Written task » Edit the records below so that every "y-tick-label" reads "y-axis-tick", and leave everything else unchanged.

Element and region data

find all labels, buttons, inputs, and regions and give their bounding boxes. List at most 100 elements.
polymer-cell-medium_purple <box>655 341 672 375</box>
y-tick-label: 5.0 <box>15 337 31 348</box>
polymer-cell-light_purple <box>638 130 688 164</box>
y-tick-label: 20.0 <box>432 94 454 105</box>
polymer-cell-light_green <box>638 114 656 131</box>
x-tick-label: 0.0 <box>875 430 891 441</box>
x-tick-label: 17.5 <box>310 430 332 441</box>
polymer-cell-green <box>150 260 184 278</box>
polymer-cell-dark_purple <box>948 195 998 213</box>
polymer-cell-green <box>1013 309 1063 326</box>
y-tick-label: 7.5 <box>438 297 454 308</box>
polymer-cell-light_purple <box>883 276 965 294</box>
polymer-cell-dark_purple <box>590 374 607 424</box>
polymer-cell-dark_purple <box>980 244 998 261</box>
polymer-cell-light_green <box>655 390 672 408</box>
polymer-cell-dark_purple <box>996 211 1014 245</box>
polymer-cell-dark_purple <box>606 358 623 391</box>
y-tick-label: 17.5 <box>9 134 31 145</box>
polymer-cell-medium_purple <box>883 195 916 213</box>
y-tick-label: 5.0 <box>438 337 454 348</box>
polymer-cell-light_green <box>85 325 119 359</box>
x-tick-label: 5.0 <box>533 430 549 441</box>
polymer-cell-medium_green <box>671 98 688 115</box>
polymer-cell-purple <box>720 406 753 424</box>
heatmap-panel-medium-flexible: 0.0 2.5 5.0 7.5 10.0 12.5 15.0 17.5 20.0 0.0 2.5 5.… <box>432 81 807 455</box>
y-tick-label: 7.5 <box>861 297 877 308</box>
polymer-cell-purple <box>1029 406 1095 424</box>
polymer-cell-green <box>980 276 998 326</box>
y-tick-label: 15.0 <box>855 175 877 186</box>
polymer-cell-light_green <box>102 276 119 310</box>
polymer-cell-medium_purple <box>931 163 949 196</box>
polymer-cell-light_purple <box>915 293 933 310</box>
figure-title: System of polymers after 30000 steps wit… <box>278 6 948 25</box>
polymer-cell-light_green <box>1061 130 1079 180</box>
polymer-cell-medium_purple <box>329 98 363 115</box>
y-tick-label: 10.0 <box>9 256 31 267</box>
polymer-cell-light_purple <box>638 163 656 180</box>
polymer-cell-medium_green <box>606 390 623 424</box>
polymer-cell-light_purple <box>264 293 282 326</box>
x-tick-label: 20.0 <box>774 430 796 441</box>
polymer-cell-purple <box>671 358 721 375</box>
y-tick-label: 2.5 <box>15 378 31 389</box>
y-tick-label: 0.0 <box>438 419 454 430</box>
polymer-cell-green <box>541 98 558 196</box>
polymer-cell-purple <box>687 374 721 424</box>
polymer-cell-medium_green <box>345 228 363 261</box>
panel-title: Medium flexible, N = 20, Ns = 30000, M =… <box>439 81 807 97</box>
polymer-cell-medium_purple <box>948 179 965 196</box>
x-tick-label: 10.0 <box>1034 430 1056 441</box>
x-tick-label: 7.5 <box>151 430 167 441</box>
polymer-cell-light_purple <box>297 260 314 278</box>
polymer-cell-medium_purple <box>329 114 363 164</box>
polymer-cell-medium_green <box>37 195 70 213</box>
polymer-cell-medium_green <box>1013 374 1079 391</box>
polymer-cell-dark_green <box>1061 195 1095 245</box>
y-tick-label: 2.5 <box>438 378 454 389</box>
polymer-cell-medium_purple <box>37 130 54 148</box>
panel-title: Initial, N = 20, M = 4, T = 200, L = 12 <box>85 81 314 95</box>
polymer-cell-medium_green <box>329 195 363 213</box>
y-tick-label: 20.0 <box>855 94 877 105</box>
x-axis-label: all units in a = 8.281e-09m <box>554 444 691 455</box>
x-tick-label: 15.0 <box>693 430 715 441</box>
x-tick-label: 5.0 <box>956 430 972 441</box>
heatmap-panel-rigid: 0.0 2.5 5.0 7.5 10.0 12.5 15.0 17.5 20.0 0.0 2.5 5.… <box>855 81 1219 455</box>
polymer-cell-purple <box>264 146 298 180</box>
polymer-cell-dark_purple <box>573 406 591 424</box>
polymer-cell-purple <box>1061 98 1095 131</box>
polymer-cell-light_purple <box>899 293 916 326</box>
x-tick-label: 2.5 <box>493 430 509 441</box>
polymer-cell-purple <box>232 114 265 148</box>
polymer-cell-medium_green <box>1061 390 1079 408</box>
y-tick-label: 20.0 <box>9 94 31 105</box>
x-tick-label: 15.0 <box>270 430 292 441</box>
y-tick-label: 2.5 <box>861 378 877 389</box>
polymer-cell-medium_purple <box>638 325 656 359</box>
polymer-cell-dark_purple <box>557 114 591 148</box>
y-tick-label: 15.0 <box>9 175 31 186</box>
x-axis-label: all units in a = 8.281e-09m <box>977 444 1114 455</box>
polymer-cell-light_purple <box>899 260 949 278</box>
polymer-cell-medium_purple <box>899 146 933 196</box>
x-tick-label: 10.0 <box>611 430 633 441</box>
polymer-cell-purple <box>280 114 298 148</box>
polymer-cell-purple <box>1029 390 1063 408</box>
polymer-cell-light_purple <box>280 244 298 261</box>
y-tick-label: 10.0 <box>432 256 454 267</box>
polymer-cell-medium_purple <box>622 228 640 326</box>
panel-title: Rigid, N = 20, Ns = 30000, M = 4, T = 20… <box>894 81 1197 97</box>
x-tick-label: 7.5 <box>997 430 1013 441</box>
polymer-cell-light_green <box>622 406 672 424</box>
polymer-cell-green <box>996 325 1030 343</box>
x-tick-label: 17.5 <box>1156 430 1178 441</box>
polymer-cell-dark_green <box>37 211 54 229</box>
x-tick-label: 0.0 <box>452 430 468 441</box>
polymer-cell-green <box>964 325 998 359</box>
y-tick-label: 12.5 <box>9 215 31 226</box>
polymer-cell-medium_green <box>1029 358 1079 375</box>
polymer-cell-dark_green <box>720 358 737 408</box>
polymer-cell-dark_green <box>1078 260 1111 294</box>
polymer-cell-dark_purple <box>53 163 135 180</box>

Written solution »
find all labels, buttons, inputs, and regions and give their bounding boxes. List at most 100 elements.
polymer-cell-medium_purple <box>655 341 672 375</box>
y-axis-tick: 5.0 <box>15 337 31 348</box>
polymer-cell-light_purple <box>638 130 688 164</box>
y-axis-tick: 20.0 <box>432 94 454 105</box>
polymer-cell-light_green <box>638 114 656 131</box>
x-tick-label: 0.0 <box>875 430 891 441</box>
x-tick-label: 17.5 <box>310 430 332 441</box>
polymer-cell-green <box>150 260 184 278</box>
polymer-cell-dark_purple <box>948 195 998 213</box>
polymer-cell-green <box>1013 309 1063 326</box>
y-axis-tick: 7.5 <box>438 297 454 308</box>
polymer-cell-light_purple <box>883 276 965 294</box>
polymer-cell-dark_purple <box>590 374 607 424</box>
polymer-cell-dark_purple <box>980 244 998 261</box>
polymer-cell-light_green <box>655 390 672 408</box>
polymer-cell-dark_purple <box>996 211 1014 245</box>
polymer-cell-dark_purple <box>606 358 623 391</box>
y-axis-tick: 17.5 <box>9 134 31 145</box>
polymer-cell-medium_purple <box>883 195 916 213</box>
y-axis-tick: 5.0 <box>438 337 454 348</box>
polymer-cell-light_green <box>85 325 119 359</box>
x-tick-label: 5.0 <box>533 430 549 441</box>
polymer-cell-medium_green <box>671 98 688 115</box>
polymer-cell-purple <box>720 406 753 424</box>
heatmap-panel-medium-flexible: 0.0 2.5 5.0 7.5 10.0 12.5 15.0 17.5 20.0 0.0 2.5 5.… <box>432 81 807 455</box>
y-axis-tick: 7.5 <box>861 297 877 308</box>
polymer-cell-purple <box>1029 406 1095 424</box>
polymer-cell-green <box>980 276 998 326</box>
y-axis-tick: 15.0 <box>855 175 877 186</box>
polymer-cell-light_green <box>102 276 119 310</box>
polymer-cell-medium_purple <box>931 163 949 196</box>
polymer-cell-light_purple <box>915 293 933 310</box>
figure-title: System of polymers after 30000 steps wit… <box>278 6 948 25</box>
polymer-cell-light_green <box>1061 130 1079 180</box>
polymer-cell-medium_purple <box>329 98 363 115</box>
y-axis-tick: 10.0 <box>9 256 31 267</box>
polymer-cell-light_purple <box>638 163 656 180</box>
polymer-cell-medium_green <box>606 390 623 424</box>
polymer-cell-light_purple <box>264 293 282 326</box>
x-tick-label: 20.0 <box>774 430 796 441</box>
polymer-cell-purple <box>671 358 721 375</box>
y-axis-tick: 2.5 <box>15 378 31 389</box>
y-axis-tick: 0.0 <box>438 419 454 430</box>
polymer-cell-green <box>541 98 558 196</box>
polymer-cell-purple <box>687 374 721 424</box>
polymer-cell-medium_green <box>345 228 363 261</box>
panel-title: Medium flexible, N = 20, Ns = 30000, M =… <box>439 81 807 97</box>
polymer-cell-medium_purple <box>948 179 965 196</box>
x-tick-label: 10.0 <box>1034 430 1056 441</box>
x-tick-label: 7.5 <box>151 430 167 441</box>
polymer-cell-light_purple <box>297 260 314 278</box>
polymer-cell-medium_purple <box>329 114 363 164</box>
polymer-cell-medium_green <box>37 195 70 213</box>
polymer-cell-medium_green <box>1013 374 1079 391</box>
polymer-cell-dark_green <box>1061 195 1095 245</box>
y-axis-tick: 2.5 <box>438 378 454 389</box>
polymer-cell-medium_purple <box>37 130 54 148</box>
panel-title: Initial, N = 20, M = 4, T = 200, L = 12 <box>85 81 314 95</box>
polymer-cell-medium_green <box>329 195 363 213</box>
y-axis-tick: 20.0 <box>855 94 877 105</box>
x-axis-label: all units in a = 8.281e-09m <box>554 444 691 455</box>
x-tick-label: 15.0 <box>693 430 715 441</box>
x-tick-label: 5.0 <box>956 430 972 441</box>
heatmap-panel-rigid: 0.0 2.5 5.0 7.5 10.0 12.5 15.0 17.5 20.0 0.0 2.5 5.… <box>855 81 1219 455</box>
polymer-cell-purple <box>264 146 298 180</box>
polymer-cell-dark_purple <box>573 406 591 424</box>
polymer-cell-purple <box>1061 98 1095 131</box>
polymer-cell-light_purple <box>899 293 916 326</box>
x-tick-label: 2.5 <box>493 430 509 441</box>
polymer-cell-purple <box>232 114 265 148</box>
polymer-cell-medium_green <box>1061 390 1079 408</box>
y-axis-tick: 20.0 <box>9 94 31 105</box>
x-tick-label: 15.0 <box>270 430 292 441</box>
y-axis-tick: 2.5 <box>861 378 877 389</box>
polymer-cell-medium_purple <box>638 325 656 359</box>
polymer-cell-dark_purple <box>557 114 591 148</box>
y-axis-tick: 15.0 <box>9 175 31 186</box>
x-axis-label: all units in a = 8.281e-09m <box>977 444 1114 455</box>
polymer-cell-light_purple <box>899 260 949 278</box>
polymer-cell-medium_purple <box>899 146 933 196</box>
x-tick-label: 10.0 <box>611 430 633 441</box>
polymer-cell-purple <box>280 114 298 148</box>
polymer-cell-purple <box>1029 390 1063 408</box>
polymer-cell-light_purple <box>280 244 298 261</box>
y-axis-tick: 10.0 <box>432 256 454 267</box>
polymer-cell-medium_purple <box>622 228 640 326</box>
panel-title: Rigid, N = 20, Ns = 30000, M = 4, T = 20… <box>894 81 1197 97</box>
x-tick-label: 7.5 <box>997 430 1013 441</box>
polymer-cell-light_green <box>622 406 672 424</box>
polymer-cell-green <box>996 325 1030 343</box>
x-tick-label: 17.5 <box>1156 430 1178 441</box>
polymer-cell-dark_green <box>37 211 54 229</box>
x-tick-label: 0.0 <box>452 430 468 441</box>
polymer-cell-green <box>964 325 998 359</box>
y-axis-tick: 12.5 <box>9 215 31 226</box>
polymer-cell-medium_green <box>1029 358 1079 375</box>
polymer-cell-dark_green <box>720 358 737 408</box>
polymer-cell-dark_green <box>1078 260 1111 294</box>
polymer-cell-dark_purple <box>53 163 135 180</box>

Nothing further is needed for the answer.